#### [EXERCISE]
Make an exact copy of the entries below with the pictures removed.

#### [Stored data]
-=-=-
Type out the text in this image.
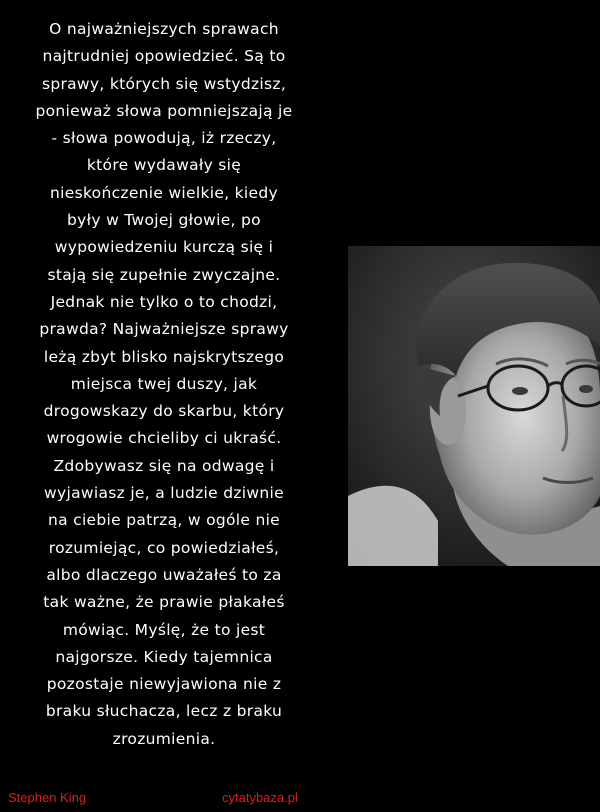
O najważniejszych sprawach
najtrudniej opowiedzieć. Są to
sprawy, których się wstydzisz,
ponieważ słowa pomniejszają je
- słowa powodują, iż rzeczy,
które wydawały się
nieskończenie wielkie, kiedy
były w Twojej głowie, po
wypowiedzeniu kurczą się i
stają się zupełnie zwyczajne.
Jednak nie tylko o to chodzi,
prawda? Najważniejsze sprawy
leżą zbyt blisko najskrytszego
miejsca twej duszy, jak
drogowskazy do skarbu, który
wrogowie chcieliby ci ukraść.
Zdobywasz się na odwagę i
wyjawiasz je, a ludzie dziwnie
na ciebie patrzą, w ogóle nie
rozumiejąc, co powiedziałeś,
albo dlaczego uważałeś to za
tak ważne, że prawie płakałeś
mówiąc. Myślę, że to jest
najgorsze. Kiedy tajemnica
pozostaje niewyjawiona nie z
braku słuchacza, lecz z braku
zrozumienia.
Stephen King	cytatybaza.pl
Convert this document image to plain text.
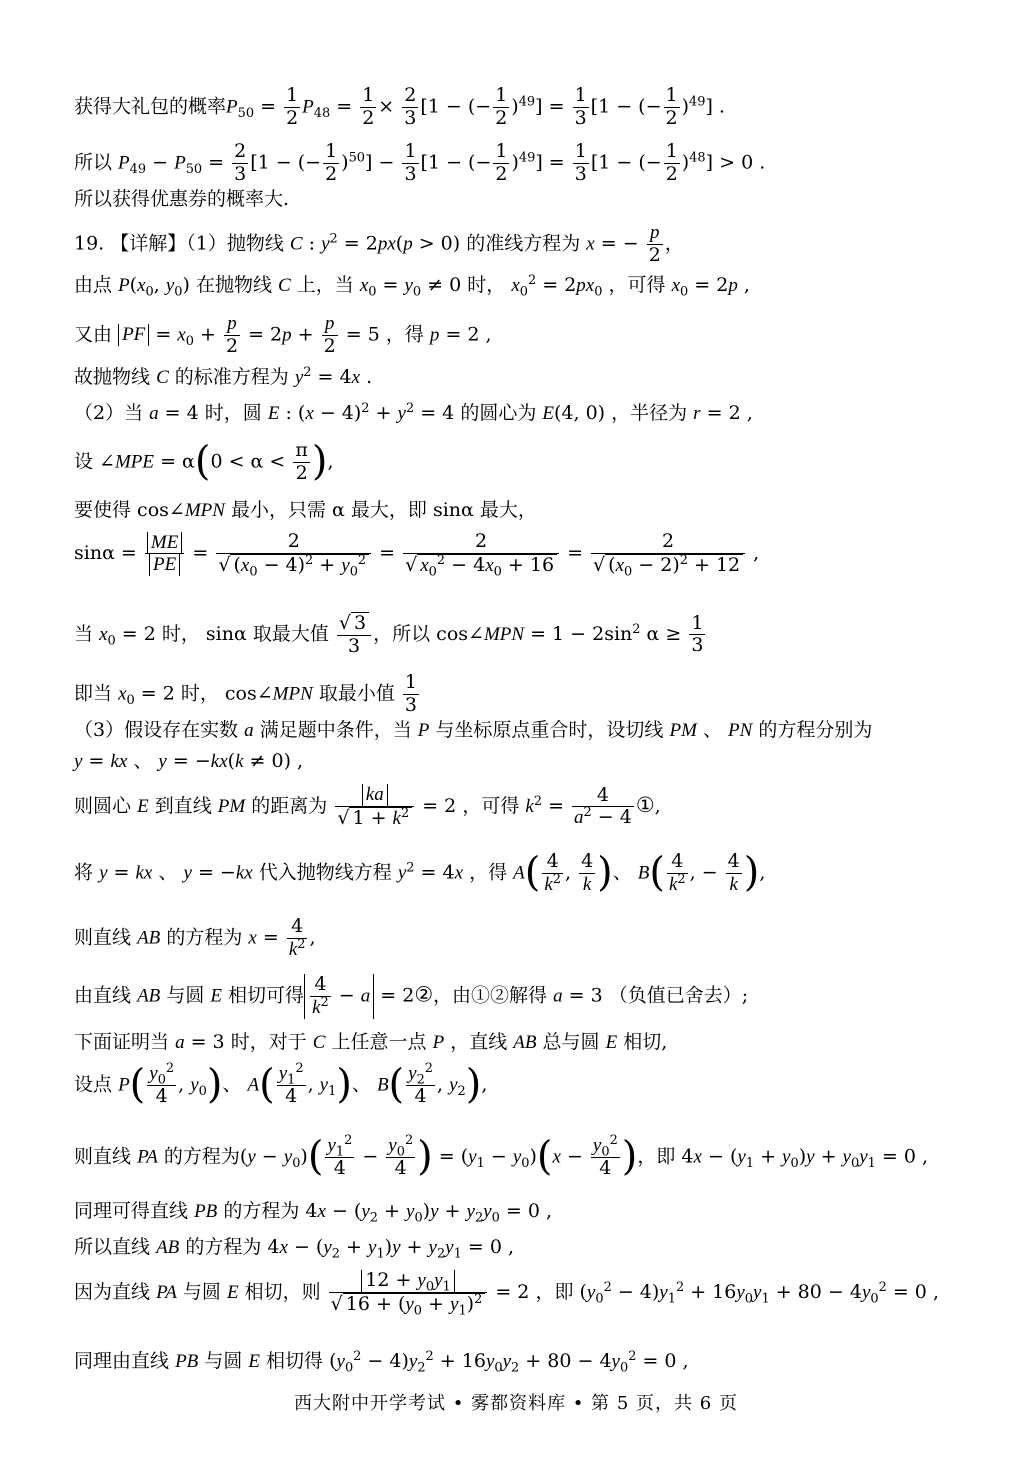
获得大礼包的概率$P_{50} = \frac{1}{2} P_{48} = \frac{1}{2} \times \frac{2}{3} [1$ − (− $\frac{1}{2} )^{49}] = \frac{1}{3} [1$ − (− $\frac{1}{2} )^{49}$] .
所以 $P_{49} - P_{50} = \frac{2}{3} [1$ − (− $\frac{1}{2} )^{50}] - \frac{1}{3} [1$ − (− $\frac{1}{2} )^{49}] = \frac{1}{3} [1$ − (− $\frac{1}{2} )^{48}] > 0$ .
所以获得优惠券的概率大.
19. 【详解】（1）抛物线 C : $y^2 = 2px(p > 0)$ 的准线方程为 x = − $\frac{p}{2}$ ，
由点 $P(x_0$, $y_0$) 在抛物线 C 上，当 $x_0 = y_0 \ne 0$ 时， $x_0^2 = 2px_0$ ，可得 $x_0 = 2p$ ,
又由 PF = $x_0 + \frac{p}{2} = 2p + \frac{p}{2} = 5$ ，得 p = 2 ,
故抛物线 C 的标准方程为 $y^2 = 4x$ .
（2）当 a = 4 时，圆 E : $(x - 4)^2 + y^2 = 4$ 的圆心为 E(4, 0) ，半径为 r = 2 ,
设 ∠MPE = $\alpha(0 < \alpha < \frac{\pi}{2}$ ),
要使得 cos∠MPN 最小，只需 α 最大，即 sinα 最大，
$\sin\alpha = \frac{ME}{PE} = \frac{2}{√ (x_0 - 4)^2 + y_0^2} = \frac{2}{√ x_0^2 - 4x_0 + 16} = \frac{2}{√ (x_0 - 2)^2 + 12}$ ,
当 $x_0 = 2$ 时， sinα 取最大值 $\frac{√ 3}{3}$ ，所以 cos∠MPN = $1 - 2\sin^2$ $\alpha \ge \frac{1}{3}$
即当 $x_0 = 2$ 时， cos∠MPN 取最小值 $\frac{1}{3}$
（3）假设存在实数 a 满足题中条件，当 P 与坐标原点重合时，设切线 PM 、 PN 的方程分别为
y = kx 、 y = −kx(k ≠ 0) ,
则圆心 E 到直线 PM 的距离为 $\frac{ka}{√ 1 + k^2} = 2$ ，可得 $k^2 = \frac{4}{a^2 - 4}$ ①,
将 y = kx 、 y = −kx 代入抛物线方程 $y^2 = 4x$ ，得 $A( \frac{4}{k^2}$ , $\frac{4}{k}$ )、 $B( \frac{4}{k^2}$ , − $\frac{4}{k}$ ),
则直线 AB 的方程为 $x = \frac{4}{k^2}$ ,
由直线 AB 与圆 E 相切可得 $\frac{4}{k^2} - a$ = 2②，由①②解得 a = 3 （负值已舍去）;
下面证明当 a = 3 时，对于 C 上任意一点 P ，直线 AB 总与圆 E 相切,
设点 $P( \frac{y_0^2}{4}$ , $y_0$)、 $A( \frac{y_1^2}{4}$ , $y_1$)、 $B( \frac{y_2^2}{4}$ , $y_2$),
则直线 PA 的方程为$(y - y_0)( \frac{y_1^2}{4} - \frac{y_0^2}{4}$ ) = $(y_1 - y_0)(x - \frac{y_0^2}{4}$ )，即 $4x - (y_1 + y_0)y + y_0y_1 = 0$ ,
同理可得直线 PB 的方程为 $4x - (y_2 + y_0)y + y_2y_0 = 0$ ,
所以直线 AB 的方程为 $4x - (y_2 + y_1)y + y_2y_1 = 0$ ,
因为直线 PA 与圆 E 相切，则 $\frac{12 + y_0y_1}{√ 16 + (y_0 + y_1)^2} = 2$ ，即 $(y_0^2 - 4)y_1^2 + 16y_0y_1 + 80 - 4y_0^2 = 0$ ,
同理由直线 PB 与圆 E 相切得 $(y_0^2 - 4)y_2^2 + 16y_0y_2 + 80 - 4y_0^2 = 0$ ,
西大附中开学考试 • 雾都资料库 • 第 5 页，共 6 页
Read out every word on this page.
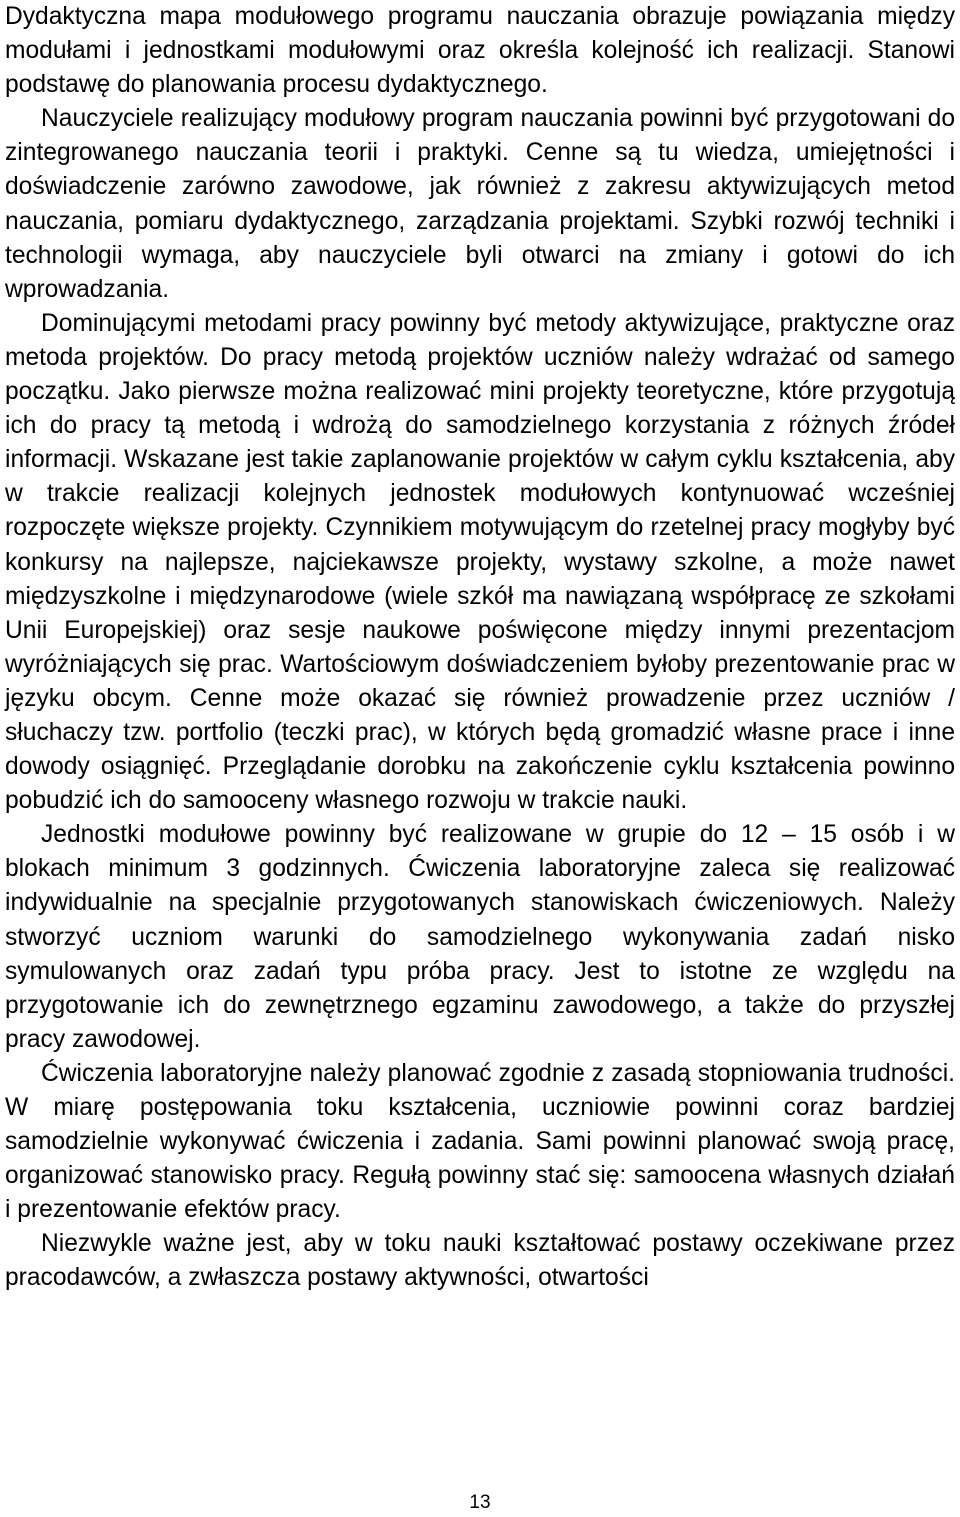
Dydaktyczna mapa modułowego programu nauczania obrazuje powiązania między modułami i jednostkami modułowymi oraz określa kolejność ich realizacji. Stanowi podstawę do planowania procesu dydaktycznego.

Nauczyciele realizujący modułowy program nauczania powinni być przygotowani do zintegrowanego nauczania teorii i praktyki. Cenne są tu wiedza, umiejętności i doświadczenie zarówno zawodowe, jak również z zakresu aktywizujących metod nauczania, pomiaru dydaktycznego, zarządzania projektami. Szybki rozwój techniki i technologii wymaga, aby nauczyciele byli otwarci na zmiany i gotowi do ich wprowadzania.

Dominującymi metodami pracy powinny być metody aktywizujące, praktyczne oraz metoda projektów. Do pracy metodą projektów uczniów należy wdrażać od samego początku. Jako pierwsze można realizować mini projekty teoretyczne, które przygotują ich do pracy tą metodą i wdrożą do samodzielnego korzystania z różnych źródeł informacji. Wskazane jest takie zaplanowanie projektów w całym cyklu kształcenia, aby w trakcie realizacji kolejnych jednostek modułowych kontynuować wcześniej rozpoczęte większe projekty. Czynnikiem motywującym do rzetelnej pracy mogłyby być konkursy na najlepsze, najciekawsze projekty, wystawy szkolne, a może nawet międzyszkolne i międzynarodowe (wiele szkół ma nawiązaną współpracę ze szkołami Unii Europejskiej) oraz sesje naukowe poświęcone między innymi prezentacjom wyróżniających się prac. Wartościowym doświadczeniem byłoby prezentowanie prac w języku obcym. Cenne może okazać się również prowadzenie przez uczniów / słuchaczy tzw. portfolio (teczki prac), w których będą gromadzić własne prace i inne dowody osiągnięć. Przeglądanie dorobku na zakończenie cyklu kształcenia powinno pobudzić ich do samooceny własnego rozwoju w trakcie nauki.

Jednostki modułowe powinny być realizowane w grupie do 12 – 15 osób i w blokach minimum 3 godzinnych. Ćwiczenia laboratoryjne zaleca się realizować indywidualnie na specjalnie przygotowanych stanowiskach ćwiczeniowych. Należy stworzyć uczniom warunki do samodzielnego wykonywania zadań nisko symulowanych oraz zadań typu próba pracy. Jest to istotne ze względu na przygotowanie ich do zewnętrznego egzaminu zawodowego, a także do przyszłej pracy zawodowej.

Ćwiczenia laboratoryjne należy planować zgodnie z zasadą stopniowania trudności. W miarę postępowania toku kształcenia, uczniowie powinni coraz bardziej samodzielnie wykonywać ćwiczenia i zadania. Sami powinni planować swoją pracę, organizować stanowisko pracy. Regułą powinny stać się: samoocena własnych działań i prezentowanie efektów pracy.

Niezwykle ważne jest, aby w toku nauki kształtować postawy oczekiwane przez pracodawców, a zwłaszcza postawy aktywności, otwartości

13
-=-=-
#### [TASK SOLUTION]
Type out the text in this image.
O najważniejszych sprawach
najtrudniej opowiedzieć. Są to
sprawy, których się wstydzisz,
ponieważ słowa pomniejszają je
- słowa powodują, iż rzeczy,
które wydawały się
nieskończenie wielkie, kiedy
były w Twojej głowie, po
wypowiedzeniu kurczą się i
stają się zupełnie zwyczajne.
Jednak nie tylko o to chodzi,
prawda? Najważniejsze sprawy
leżą zbyt blisko najskrytszego
miejsca twej duszy, jak
drogowskazy do skarbu, który
wrogowie chcieliby ci ukraść.
Zdobywasz się na odwagę i
wyjawiasz je, a ludzie dziwnie
na ciebie patrzą, w ogóle nie
rozumiejąc, co powiedziałeś,
albo dlaczego uważałeś to za
tak ważne, że prawie płakałeś
mówiąc. Myślę, że to jest
najgorsze. Kiedy tajemnica
pozostaje niewyjawiona nie z
braku słuchacza, lecz z braku
zrozumienia.
Stephen King	cytatybaza.pl
Convert this document image to plain text.
获得大礼包的概率$P_{50} = \frac{1}{2} P_{48} = \frac{1}{2} \times \frac{2}{3} [1$ − (− $\frac{1}{2} )^{49}] = \frac{1}{3} [1$ − (− $\frac{1}{2} )^{49}$] .
所以 $P_{49} - P_{50} = \frac{2}{3} [1$ − (− $\frac{1}{2} )^{50}] - \frac{1}{3} [1$ − (− $\frac{1}{2} )^{49}] = \frac{1}{3} [1$ − (− $\frac{1}{2} )^{48}] > 0$ .
所以获得优惠券的概率大.
19. 【详解】（1）抛物线 C : $y^2 = 2px(p > 0)$ 的准线方程为 x = − $\frac{p}{2}$ ，
由点 $P(x_0$, $y_0$) 在抛物线 C 上，当 $x_0 = y_0 \ne 0$ 时， $x_0^2 = 2px_0$ ，可得 $x_0 = 2p$ ,
又由 PF = $x_0 + \frac{p}{2} = 2p + \frac{p}{2} = 5$ ，得 p = 2 ,
故抛物线 C 的标准方程为 $y^2 = 4x$ .
（2）当 a = 4 时，圆 E : $(x - 4)^2 + y^2 = 4$ 的圆心为 E(4, 0) ，半径为 r = 2 ,
设 ∠MPE = $\alpha(0 < \alpha < \frac{\pi}{2}$ ),
要使得 cos∠MPN 最小，只需 α 最大，即 sinα 最大，
$\sin\alpha = \frac{ME}{PE} = \frac{2}{√ (x_0 - 4)^2 + y_0^2} = \frac{2}{√ x_0^2 - 4x_0 + 16} = \frac{2}{√ (x_0 - 2)^2 + 12}$ ,
当 $x_0 = 2$ 时， sinα 取最大值 $\frac{√ 3}{3}$ ，所以 cos∠MPN = $1 - 2\sin^2$ $\alpha \ge \frac{1}{3}$
即当 $x_0 = 2$ 时， cos∠MPN 取最小值 $\frac{1}{3}$
（3）假设存在实数 a 满足题中条件，当 P 与坐标原点重合时，设切线 PM 、 PN 的方程分别为
y = kx 、 y = −kx(k ≠ 0) ,
则圆心 E 到直线 PM 的距离为 $\frac{ka}{√ 1 + k^2} = 2$ ，可得 $k^2 = \frac{4}{a^2 - 4}$ ①,
将 y = kx 、 y = −kx 代入抛物线方程 $y^2 = 4x$ ，得 $A( \frac{4}{k^2}$ , $\frac{4}{k}$ )、 $B( \frac{4}{k^2}$ , − $\frac{4}{k}$ ),
则直线 AB 的方程为 $x = \frac{4}{k^2}$ ,
由直线 AB 与圆 E 相切可得 $\frac{4}{k^2} - a$ = 2②，由①②解得 a = 3 （负值已舍去）;
下面证明当 a = 3 时，对于 C 上任意一点 P ，直线 AB 总与圆 E 相切,
设点 $P( \frac{y_0^2}{4}$ , $y_0$)、 $A( \frac{y_1^2}{4}$ , $y_1$)、 $B( \frac{y_2^2}{4}$ , $y_2$),
则直线 PA 的方程为$(y - y_0)( \frac{y_1^2}{4} - \frac{y_0^2}{4}$ ) = $(y_1 - y_0)(x - \frac{y_0^2}{4}$ )，即 $4x - (y_1 + y_0)y + y_0y_1 = 0$ ,
同理可得直线 PB 的方程为 $4x - (y_2 + y_0)y + y_2y_0 = 0$ ,
所以直线 AB 的方程为 $4x - (y_2 + y_1)y + y_2y_1 = 0$ ,
因为直线 PA 与圆 E 相切，则 $\frac{12 + y_0y_1}{√ 16 + (y_0 + y_1)^2} = 2$ ，即 $(y_0^2 - 4)y_1^2 + 16y_0y_1 + 80 - 4y_0^2 = 0$ ,
同理由直线 PB 与圆 E 相切得 $(y_0^2 - 4)y_2^2 + 16y_0y_2 + 80 - 4y_0^2 = 0$ ,
西大附中开学考试 • 雾都资料库 • 第 5 页，共 6 页
Read out every word on this page.
Dydaktyczna mapa modułowego programu nauczania obrazuje powiązania między modułami i jednostkami modułowymi oraz określa kolejność ich realizacji. Stanowi podstawę do planowania procesu dydaktycznego.

Nauczyciele realizujący modułowy program nauczania powinni być przygotowani do zintegrowanego nauczania teorii i praktyki. Cenne są tu wiedza, umiejętności i doświadczenie zarówno zawodowe, jak również z zakresu aktywizujących metod nauczania, pomiaru dydaktycznego, zarządzania projektami. Szybki rozwój techniki i technologii wymaga, aby nauczyciele byli otwarci na zmiany i gotowi do ich wprowadzania.

Dominującymi metodami pracy powinny być metody aktywizujące, praktyczne oraz metoda projektów. Do pracy metodą projektów uczniów należy wdrażać od samego początku. Jako pierwsze można realizować mini projekty teoretyczne, które przygotują ich do pracy tą metodą i wdrożą do samodzielnego korzystania z różnych źródeł informacji. Wskazane jest takie zaplanowanie projektów w całym cyklu kształcenia, aby w trakcie realizacji kolejnych jednostek modułowych kontynuować wcześniej rozpoczęte większe projekty. Czynnikiem motywującym do rzetelnej pracy mogłyby być konkursy na najlepsze, najciekawsze projekty, wystawy szkolne, a może nawet międzyszkolne i międzynarodowe (wiele szkół ma nawiązaną współpracę ze szkołami Unii Europejskiej) oraz sesje naukowe poświęcone między innymi prezentacjom wyróżniających się prac. Wartościowym doświadczeniem byłoby prezentowanie prac w języku obcym. Cenne może okazać się również prowadzenie przez uczniów / słuchaczy tzw. portfolio (teczki prac), w których będą gromadzić własne prace i inne dowody osiągnięć. Przeglądanie dorobku na zakończenie cyklu kształcenia powinno pobudzić ich do samooceny własnego rozwoju w trakcie nauki.

Jednostki modułowe powinny być realizowane w grupie do 12 – 15 osób i w blokach minimum 3 godzinnych. Ćwiczenia laboratoryjne zaleca się realizować indywidualnie na specjalnie przygotowanych stanowiskach ćwiczeniowych. Należy stworzyć uczniom warunki do samodzielnego wykonywania zadań nisko symulowanych oraz zadań typu próba pracy. Jest to istotne ze względu na przygotowanie ich do zewnętrznego egzaminu zawodowego, a także do przyszłej pracy zawodowej.

Ćwiczenia laboratoryjne należy planować zgodnie z zasadą stopniowania trudności. W miarę postępowania toku kształcenia, uczniowie powinni coraz bardziej samodzielnie wykonywać ćwiczenia i zadania. Sami powinni planować swoją pracę, organizować stanowisko pracy. Regułą powinny stać się: samoocena własnych działań i prezentowanie efektów pracy.

Niezwykle ważne jest, aby w toku nauki kształtować postawy oczekiwane przez pracodawców, a zwłaszcza postawy aktywności, otwartości

13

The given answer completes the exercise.